══ Dataset rows
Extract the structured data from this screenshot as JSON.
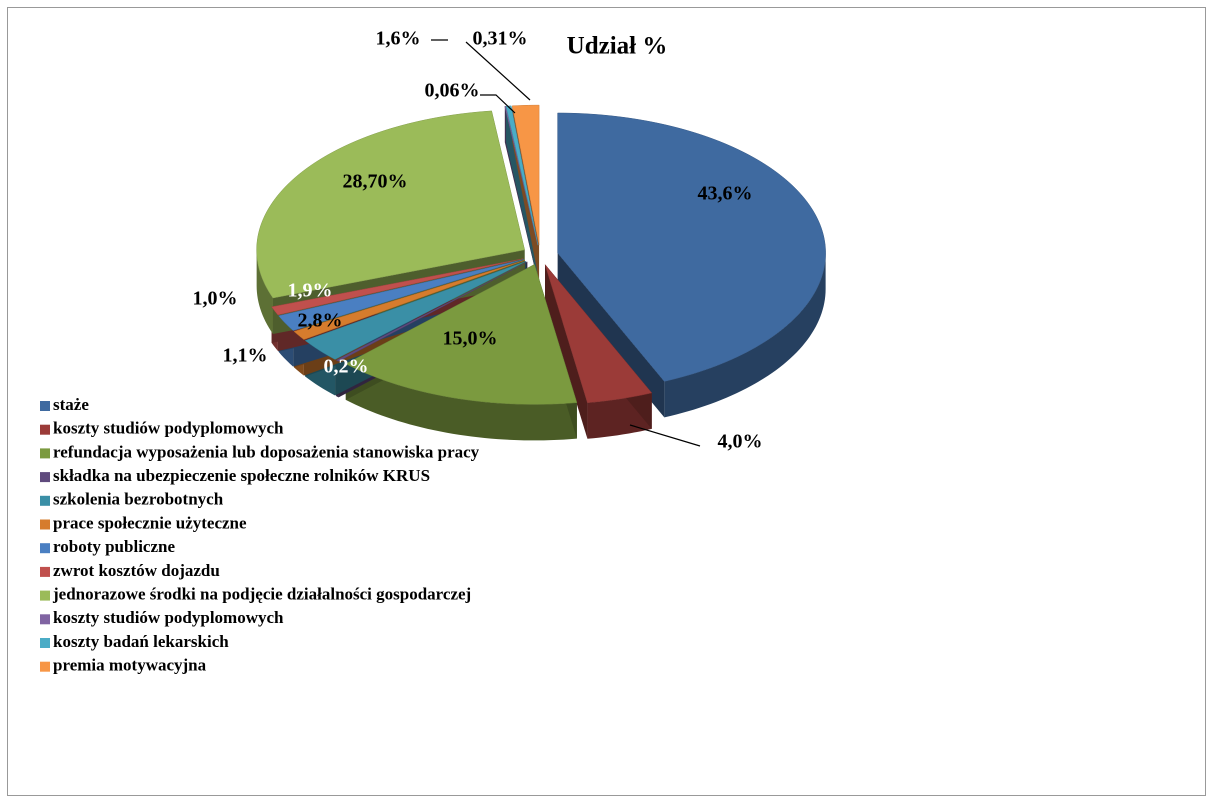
{
  "chart_data": {
    "type": "pie3d",
    "title": "Udział %",
    "categories": [
      "staże",
      "koszty studiów podyplomowych",
      "refundacja wyposażenia lub doposażenia stanowiska pracy",
      "składka na ubezpieczenie społeczne rolników KRUS",
      "szkolenia bezrobotnych",
      "prace społecznie użyteczne",
      "roboty publiczne",
      "zwrot kosztów dojazdu",
      "jednorazowe środki na podjęcie działalności gospodarczej",
      "koszty studiów podyplomowych",
      "koszty badań lekarskich",
      "premia motywacyjna"
    ],
    "values": [
      43.6,
      4.0,
      15.0,
      0.2,
      2.8,
      1.1,
      1.9,
      1.0,
      28.7,
      0.06,
      0.31,
      1.6
    ],
    "value_labels": [
      "43,6%",
      "4,0%",
      "15,0%",
      "0,2%",
      "2,8%",
      "1,1%",
      "1,9%",
      "1,0%",
      "28,70%",
      "0,06%",
      "0,31%",
      "1,6%"
    ],
    "colors": [
      "#3f6aa0",
      "#9b3b38",
      "#7b9a3f",
      "#5f4a7d",
      "#3a8fa6",
      "#d67c2d",
      "#4a7fc2",
      "#c0504d",
      "#9bbb59",
      "#8064a2",
      "#4bacc6",
      "#f79646"
    ],
    "legend": "bottom-left"
  }
}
════
§ Written instruction
Omit all pictures while transcribing the entries verbatim.

§ The response
Extract the structured data from this screenshot as JSON.
{
  "chart_data": {
    "type": "pie3d",
    "title": "Udział %",
    "categories": [
      "staże",
      "koszty studiów podyplomowych",
      "refundacja wyposażenia lub doposażenia stanowiska pracy",
      "składka na ubezpieczenie społeczne rolników KRUS",
      "szkolenia bezrobotnych",
      "prace społecznie użyteczne",
      "roboty publiczne",
      "zwrot kosztów dojazdu",
      "jednorazowe środki na podjęcie działalności gospodarczej",
      "koszty studiów podyplomowych",
      "koszty badań lekarskich",
      "premia motywacyjna"
    ],
    "values": [
      43.6,
      4.0,
      15.0,
      0.2,
      2.8,
      1.1,
      1.9,
      1.0,
      28.7,
      0.06,
      0.31,
      1.6
    ],
    "value_labels": [
      "43,6%",
      "4,0%",
      "15,0%",
      "0,2%",
      "2,8%",
      "1,1%",
      "1,9%",
      "1,0%",
      "28,70%",
      "0,06%",
      "0,31%",
      "1,6%"
    ],
    "colors": [
      "#3f6aa0",
      "#9b3b38",
      "#7b9a3f",
      "#5f4a7d",
      "#3a8fa6",
      "#d67c2d",
      "#4a7fc2",
      "#c0504d",
      "#9bbb59",
      "#8064a2",
      "#4bacc6",
      "#f79646"
    ],
    "legend": "bottom-left"
  }
}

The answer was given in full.